• [TASK TO CARRY OUT]: A complete response lists each line of the data below that includes the word "used".

• [PROVIDED MATERIAL]:
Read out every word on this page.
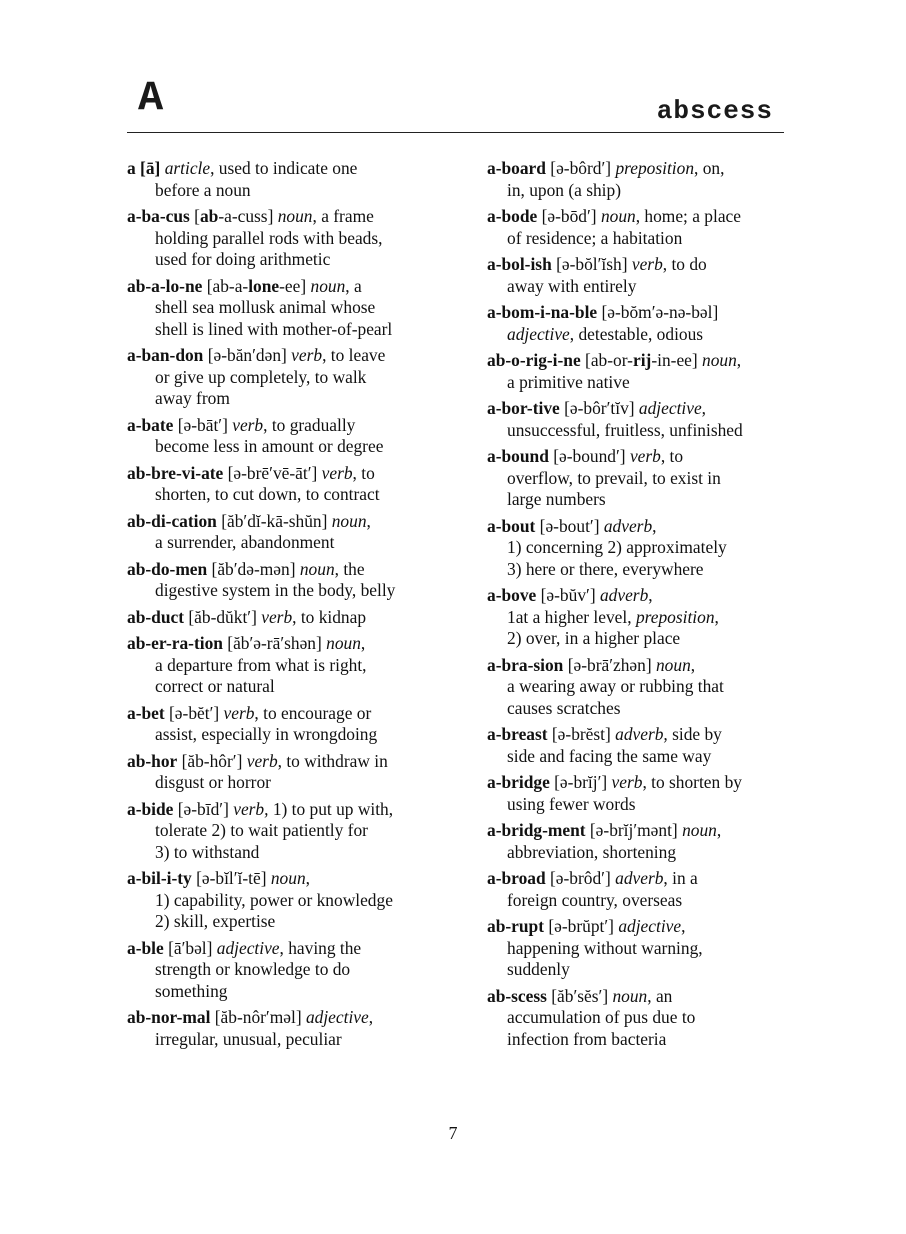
A	abscess
a [ā] article, used to indicate one
before a noun
a-ba-cus [ab-a-cuss] noun, a frame
holding parallel rods with beads,
used for doing arithmetic
ab-a-lo-ne [ab-a-lone-ee] noun, a
shell sea mollusk animal whose
shell is lined with mother-of-pearl
a-ban-don [ə-băn′dən] verb, to leave
or give up completely, to walk
away from
a-bate [ə-bāt′] verb, to gradually
become less in amount or degree
ab-bre-vi-ate [ə-brē′vē-āt′] verb, to
shorten, to cut down, to contract
ab-di-cation [ăb′dĭ-kā-shŭn] noun,
a surrender, abandonment
ab-do-men [ăb′də-mən] noun, the
digestive system in the body, belly
ab-duct [ăb-dŭkt′] verb, to kidnap
ab-er-ra-tion [ăb′ə-rā′shən] noun,
a departure from what is right,
correct or natural
a-bet [ə-bĕt′] verb, to encourage or
assist, especially in wrongdoing
ab-hor [ăb-hôr′] verb, to withdraw in
disgust or horror
a-bide [ə-bīd′] verb, 1) to put up with,
tolerate 2) to wait patiently for
3) to withstand
a-bil-i-ty [ə-bĭl′ĭ-tē] noun,
1) capability, power or knowledge
2) skill, expertise
a-ble [ā′bəl] adjective, having the
strength or knowledge to do
something
ab-nor-mal [ăb-nôr′məl] adjective,
irregular, unusual, peculiar
a-board [ə-bôrd′] preposition, on,
in, upon (a ship)
a-bode [ə-bōd′] noun, home; a place
of residence; a habitation
a-bol-ish [ə-bŏl′ĭsh] verb, to do
away with entirely
a-bom-i-na-ble [ə-bŏm′ə-nə-bəl]
adjective, detestable, odious
ab-o-rig-i-ne [ab-or-rij-in-ee] noun,
a primitive native
a-bor-tive [ə-bôr′tĭv] adjective,
unsuccessful, fruitless, unfinished
a-bound [ə-bound′] verb, to
overflow, to prevail, to exist in
large numbers
a-bout [ə-bout′] adverb,
1) concerning 2) approximately
3) here or there, everywhere
a-bove [ə-bŭv′] adverb,
1at a higher level, preposition,
2) over, in a higher place
a-bra-sion [ə-brā′zhən] noun,
a wearing away or rubbing that
causes scratches
a-breast [ə-brĕst] adverb, side by
side and facing the same way
a-bridge [ə-brĭj′] verb, to shorten by
using fewer words
a-bridg-ment [ə-brĭj′mənt] noun,
abbreviation, shortening
a-broad [ə-brôd′] adverb, in a
foreign country, overseas
ab-rupt [ə-brŭpt′] adjective,
happening without warning,
suddenly
ab-scess [ăb′sĕs′] noun, an
accumulation of pus due to
infection from bacteria
7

• [ANSWER FOR THE TASK]:
a [ā] article, used to indicate one
used for doing arithmetic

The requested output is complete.